Data for the task
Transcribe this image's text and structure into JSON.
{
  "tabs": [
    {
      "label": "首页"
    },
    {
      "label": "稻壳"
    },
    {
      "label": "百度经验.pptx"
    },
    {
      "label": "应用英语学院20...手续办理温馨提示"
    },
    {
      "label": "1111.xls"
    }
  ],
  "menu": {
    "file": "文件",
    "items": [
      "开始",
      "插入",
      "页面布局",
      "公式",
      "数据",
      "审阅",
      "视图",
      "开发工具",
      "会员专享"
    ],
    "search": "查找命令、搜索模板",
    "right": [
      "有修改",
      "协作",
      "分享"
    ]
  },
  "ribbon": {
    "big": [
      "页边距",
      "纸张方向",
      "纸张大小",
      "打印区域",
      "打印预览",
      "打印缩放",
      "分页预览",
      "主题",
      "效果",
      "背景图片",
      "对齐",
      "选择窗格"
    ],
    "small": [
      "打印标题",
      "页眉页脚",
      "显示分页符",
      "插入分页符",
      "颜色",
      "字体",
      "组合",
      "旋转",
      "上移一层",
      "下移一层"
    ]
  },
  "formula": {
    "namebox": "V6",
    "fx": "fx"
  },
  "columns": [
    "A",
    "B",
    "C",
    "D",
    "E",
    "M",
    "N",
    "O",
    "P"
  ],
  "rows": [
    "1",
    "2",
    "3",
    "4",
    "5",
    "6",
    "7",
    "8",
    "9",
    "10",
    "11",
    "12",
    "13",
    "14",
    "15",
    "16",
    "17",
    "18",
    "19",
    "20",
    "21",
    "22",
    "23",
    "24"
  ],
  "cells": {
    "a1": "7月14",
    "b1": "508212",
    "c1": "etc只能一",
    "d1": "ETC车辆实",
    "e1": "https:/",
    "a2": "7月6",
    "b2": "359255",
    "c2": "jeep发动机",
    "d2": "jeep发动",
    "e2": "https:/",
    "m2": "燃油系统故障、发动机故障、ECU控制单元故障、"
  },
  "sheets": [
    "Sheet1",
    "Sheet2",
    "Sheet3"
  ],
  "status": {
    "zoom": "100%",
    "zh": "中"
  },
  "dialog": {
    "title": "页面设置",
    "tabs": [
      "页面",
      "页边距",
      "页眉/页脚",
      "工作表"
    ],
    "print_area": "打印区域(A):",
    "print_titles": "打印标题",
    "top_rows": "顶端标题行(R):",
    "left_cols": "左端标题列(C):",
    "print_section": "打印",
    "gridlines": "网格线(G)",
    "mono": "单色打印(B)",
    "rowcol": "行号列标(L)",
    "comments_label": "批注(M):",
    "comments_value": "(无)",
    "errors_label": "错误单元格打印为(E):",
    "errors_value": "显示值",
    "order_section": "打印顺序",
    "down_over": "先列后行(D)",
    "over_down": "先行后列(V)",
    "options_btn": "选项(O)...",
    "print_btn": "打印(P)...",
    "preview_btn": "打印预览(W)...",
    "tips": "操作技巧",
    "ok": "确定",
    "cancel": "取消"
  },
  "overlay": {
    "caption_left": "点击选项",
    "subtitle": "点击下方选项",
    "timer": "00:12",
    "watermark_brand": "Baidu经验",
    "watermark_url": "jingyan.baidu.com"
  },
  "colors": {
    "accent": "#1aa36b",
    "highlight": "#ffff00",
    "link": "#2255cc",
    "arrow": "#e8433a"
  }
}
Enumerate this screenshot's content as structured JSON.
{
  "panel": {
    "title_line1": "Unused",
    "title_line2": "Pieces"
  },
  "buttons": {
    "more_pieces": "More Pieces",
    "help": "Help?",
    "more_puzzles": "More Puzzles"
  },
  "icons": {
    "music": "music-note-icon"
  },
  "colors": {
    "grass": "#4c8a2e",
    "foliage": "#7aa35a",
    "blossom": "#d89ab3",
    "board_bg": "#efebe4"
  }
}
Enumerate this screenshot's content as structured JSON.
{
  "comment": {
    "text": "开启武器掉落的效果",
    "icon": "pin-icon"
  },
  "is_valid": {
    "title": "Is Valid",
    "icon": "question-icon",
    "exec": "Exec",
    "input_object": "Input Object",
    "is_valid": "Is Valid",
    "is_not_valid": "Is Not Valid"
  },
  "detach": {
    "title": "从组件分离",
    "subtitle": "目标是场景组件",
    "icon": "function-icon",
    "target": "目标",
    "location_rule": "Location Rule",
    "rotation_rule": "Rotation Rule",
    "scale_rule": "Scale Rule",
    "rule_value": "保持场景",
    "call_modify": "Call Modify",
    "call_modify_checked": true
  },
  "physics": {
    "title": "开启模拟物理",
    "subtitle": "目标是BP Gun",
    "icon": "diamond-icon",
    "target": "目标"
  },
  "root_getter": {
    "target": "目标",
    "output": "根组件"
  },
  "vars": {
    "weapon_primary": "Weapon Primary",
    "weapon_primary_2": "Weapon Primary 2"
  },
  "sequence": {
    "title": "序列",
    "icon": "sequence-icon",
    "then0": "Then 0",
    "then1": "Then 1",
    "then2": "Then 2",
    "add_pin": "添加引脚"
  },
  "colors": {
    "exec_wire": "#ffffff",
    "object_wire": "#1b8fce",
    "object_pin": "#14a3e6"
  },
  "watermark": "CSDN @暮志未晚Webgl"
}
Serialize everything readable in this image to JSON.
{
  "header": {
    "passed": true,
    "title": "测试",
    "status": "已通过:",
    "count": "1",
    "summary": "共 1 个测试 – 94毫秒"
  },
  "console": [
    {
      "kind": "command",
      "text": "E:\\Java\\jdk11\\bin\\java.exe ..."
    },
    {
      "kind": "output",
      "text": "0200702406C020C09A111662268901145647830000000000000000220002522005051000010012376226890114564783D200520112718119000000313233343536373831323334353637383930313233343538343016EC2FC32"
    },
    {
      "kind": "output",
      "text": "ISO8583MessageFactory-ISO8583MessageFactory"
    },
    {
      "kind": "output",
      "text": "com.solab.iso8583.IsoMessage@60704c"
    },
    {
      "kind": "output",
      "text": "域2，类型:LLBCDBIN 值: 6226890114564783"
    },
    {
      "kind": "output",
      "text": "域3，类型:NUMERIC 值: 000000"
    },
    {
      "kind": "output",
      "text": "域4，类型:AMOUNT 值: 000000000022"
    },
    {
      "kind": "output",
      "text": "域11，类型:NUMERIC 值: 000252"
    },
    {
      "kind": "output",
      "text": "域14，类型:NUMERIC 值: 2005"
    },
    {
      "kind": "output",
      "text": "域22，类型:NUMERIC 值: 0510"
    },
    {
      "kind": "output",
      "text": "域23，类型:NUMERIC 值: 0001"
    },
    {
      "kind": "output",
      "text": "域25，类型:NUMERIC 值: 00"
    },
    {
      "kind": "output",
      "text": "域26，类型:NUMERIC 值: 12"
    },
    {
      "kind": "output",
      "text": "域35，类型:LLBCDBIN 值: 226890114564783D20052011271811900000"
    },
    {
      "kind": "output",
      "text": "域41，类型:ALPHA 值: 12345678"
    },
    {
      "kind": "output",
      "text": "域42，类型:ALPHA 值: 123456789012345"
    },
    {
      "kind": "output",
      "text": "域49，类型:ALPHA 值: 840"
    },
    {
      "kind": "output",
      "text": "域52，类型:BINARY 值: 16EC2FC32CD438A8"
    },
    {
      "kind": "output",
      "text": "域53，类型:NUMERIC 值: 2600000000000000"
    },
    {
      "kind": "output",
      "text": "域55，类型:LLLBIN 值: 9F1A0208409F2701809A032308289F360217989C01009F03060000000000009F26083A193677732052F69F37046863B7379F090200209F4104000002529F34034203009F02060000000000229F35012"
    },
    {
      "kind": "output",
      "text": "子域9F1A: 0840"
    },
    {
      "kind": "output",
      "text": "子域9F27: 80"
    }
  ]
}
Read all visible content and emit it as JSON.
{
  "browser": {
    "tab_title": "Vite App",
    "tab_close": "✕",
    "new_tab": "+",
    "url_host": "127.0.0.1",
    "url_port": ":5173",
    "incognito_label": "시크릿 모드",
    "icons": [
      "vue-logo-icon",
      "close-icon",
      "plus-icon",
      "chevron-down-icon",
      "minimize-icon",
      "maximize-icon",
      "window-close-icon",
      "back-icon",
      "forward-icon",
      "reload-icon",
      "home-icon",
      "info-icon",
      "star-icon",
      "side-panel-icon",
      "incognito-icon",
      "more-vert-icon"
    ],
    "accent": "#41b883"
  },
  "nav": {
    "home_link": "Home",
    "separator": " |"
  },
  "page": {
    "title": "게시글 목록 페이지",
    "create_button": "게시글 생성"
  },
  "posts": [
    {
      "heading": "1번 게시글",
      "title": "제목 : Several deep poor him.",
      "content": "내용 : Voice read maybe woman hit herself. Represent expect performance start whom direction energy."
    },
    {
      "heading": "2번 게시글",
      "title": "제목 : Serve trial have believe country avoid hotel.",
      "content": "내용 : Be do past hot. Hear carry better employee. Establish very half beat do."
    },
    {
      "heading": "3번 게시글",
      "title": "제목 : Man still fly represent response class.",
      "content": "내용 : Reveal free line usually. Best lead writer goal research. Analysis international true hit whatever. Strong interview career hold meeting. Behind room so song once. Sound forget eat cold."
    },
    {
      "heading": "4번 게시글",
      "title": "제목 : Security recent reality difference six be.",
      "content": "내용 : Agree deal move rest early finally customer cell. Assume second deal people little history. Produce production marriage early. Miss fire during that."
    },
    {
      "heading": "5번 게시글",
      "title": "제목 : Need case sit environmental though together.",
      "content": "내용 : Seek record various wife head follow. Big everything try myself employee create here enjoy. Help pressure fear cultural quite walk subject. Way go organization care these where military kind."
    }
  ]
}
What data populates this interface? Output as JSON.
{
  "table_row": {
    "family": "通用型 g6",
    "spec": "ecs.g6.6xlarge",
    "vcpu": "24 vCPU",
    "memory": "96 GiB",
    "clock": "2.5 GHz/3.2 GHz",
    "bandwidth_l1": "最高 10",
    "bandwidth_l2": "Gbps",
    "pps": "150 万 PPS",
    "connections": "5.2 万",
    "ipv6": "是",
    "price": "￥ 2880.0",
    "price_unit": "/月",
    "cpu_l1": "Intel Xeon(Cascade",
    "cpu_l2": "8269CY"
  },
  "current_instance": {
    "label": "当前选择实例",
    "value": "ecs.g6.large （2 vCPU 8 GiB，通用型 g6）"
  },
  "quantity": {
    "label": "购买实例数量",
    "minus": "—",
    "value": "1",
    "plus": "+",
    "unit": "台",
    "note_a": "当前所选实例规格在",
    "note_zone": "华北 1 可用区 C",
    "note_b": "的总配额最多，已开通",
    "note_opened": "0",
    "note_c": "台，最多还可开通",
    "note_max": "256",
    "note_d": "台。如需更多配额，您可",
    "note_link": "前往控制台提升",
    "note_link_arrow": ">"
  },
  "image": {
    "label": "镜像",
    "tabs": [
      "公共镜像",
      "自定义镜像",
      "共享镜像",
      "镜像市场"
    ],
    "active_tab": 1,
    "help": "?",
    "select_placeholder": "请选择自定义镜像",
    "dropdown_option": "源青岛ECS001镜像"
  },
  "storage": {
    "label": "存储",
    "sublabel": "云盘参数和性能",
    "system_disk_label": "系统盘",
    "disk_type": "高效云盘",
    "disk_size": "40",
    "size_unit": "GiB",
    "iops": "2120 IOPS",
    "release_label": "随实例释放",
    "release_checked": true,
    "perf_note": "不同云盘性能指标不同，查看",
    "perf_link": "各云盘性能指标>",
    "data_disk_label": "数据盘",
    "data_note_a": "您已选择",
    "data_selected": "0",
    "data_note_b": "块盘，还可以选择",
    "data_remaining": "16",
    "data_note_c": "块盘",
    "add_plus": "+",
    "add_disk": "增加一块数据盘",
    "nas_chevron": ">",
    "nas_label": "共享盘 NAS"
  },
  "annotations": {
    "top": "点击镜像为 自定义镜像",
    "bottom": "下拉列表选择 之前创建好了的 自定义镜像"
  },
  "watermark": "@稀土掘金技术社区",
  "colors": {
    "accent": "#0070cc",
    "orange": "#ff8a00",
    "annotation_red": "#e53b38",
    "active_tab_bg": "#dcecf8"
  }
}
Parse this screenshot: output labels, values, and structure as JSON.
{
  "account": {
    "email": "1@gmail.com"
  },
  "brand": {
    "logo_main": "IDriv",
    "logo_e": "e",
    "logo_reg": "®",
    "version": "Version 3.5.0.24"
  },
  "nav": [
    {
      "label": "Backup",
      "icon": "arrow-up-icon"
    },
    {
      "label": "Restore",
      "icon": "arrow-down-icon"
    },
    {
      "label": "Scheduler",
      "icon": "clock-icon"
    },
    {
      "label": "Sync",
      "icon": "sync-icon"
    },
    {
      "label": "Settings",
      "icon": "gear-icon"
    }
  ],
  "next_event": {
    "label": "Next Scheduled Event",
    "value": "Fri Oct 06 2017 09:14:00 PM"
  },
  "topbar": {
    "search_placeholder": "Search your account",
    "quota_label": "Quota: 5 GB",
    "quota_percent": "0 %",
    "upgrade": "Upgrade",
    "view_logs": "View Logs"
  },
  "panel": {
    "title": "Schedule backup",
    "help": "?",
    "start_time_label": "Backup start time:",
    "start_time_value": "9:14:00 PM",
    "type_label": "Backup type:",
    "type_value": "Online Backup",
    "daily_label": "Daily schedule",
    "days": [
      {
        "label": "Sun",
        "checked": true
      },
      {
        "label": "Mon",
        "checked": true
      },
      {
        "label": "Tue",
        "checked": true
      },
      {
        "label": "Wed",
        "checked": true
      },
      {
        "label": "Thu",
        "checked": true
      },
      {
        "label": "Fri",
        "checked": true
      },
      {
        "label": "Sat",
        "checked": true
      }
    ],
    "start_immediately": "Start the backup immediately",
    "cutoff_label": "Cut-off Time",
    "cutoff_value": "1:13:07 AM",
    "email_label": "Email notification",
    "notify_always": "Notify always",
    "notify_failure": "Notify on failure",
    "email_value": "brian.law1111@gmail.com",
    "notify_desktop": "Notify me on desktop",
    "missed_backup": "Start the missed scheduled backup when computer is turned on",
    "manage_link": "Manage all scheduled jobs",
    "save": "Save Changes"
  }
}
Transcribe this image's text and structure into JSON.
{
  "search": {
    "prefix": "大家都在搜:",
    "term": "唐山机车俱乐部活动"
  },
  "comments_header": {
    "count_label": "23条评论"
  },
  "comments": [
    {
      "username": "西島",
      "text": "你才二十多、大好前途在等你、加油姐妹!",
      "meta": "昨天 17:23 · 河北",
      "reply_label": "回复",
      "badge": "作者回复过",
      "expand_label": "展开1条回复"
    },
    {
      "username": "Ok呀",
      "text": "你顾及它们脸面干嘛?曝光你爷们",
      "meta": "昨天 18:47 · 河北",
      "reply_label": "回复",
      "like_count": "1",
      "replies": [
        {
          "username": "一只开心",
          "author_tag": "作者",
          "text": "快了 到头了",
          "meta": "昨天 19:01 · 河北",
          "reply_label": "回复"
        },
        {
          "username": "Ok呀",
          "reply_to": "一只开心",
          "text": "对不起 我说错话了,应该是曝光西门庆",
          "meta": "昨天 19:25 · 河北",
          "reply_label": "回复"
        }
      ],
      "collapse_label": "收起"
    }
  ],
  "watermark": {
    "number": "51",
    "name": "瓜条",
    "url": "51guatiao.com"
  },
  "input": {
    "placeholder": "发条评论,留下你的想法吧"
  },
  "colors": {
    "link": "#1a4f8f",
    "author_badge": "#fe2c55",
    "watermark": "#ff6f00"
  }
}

Exercise prompt
Pick out all lines from the data above in which the word "LLBCDBIN" appears.

Task answer
      "text": "域2，类型:LLBCDBIN 值: 6226890114564783"
      "text": "域35，类型:LLBCDBIN 值: 226890114564783D20052011271811900000"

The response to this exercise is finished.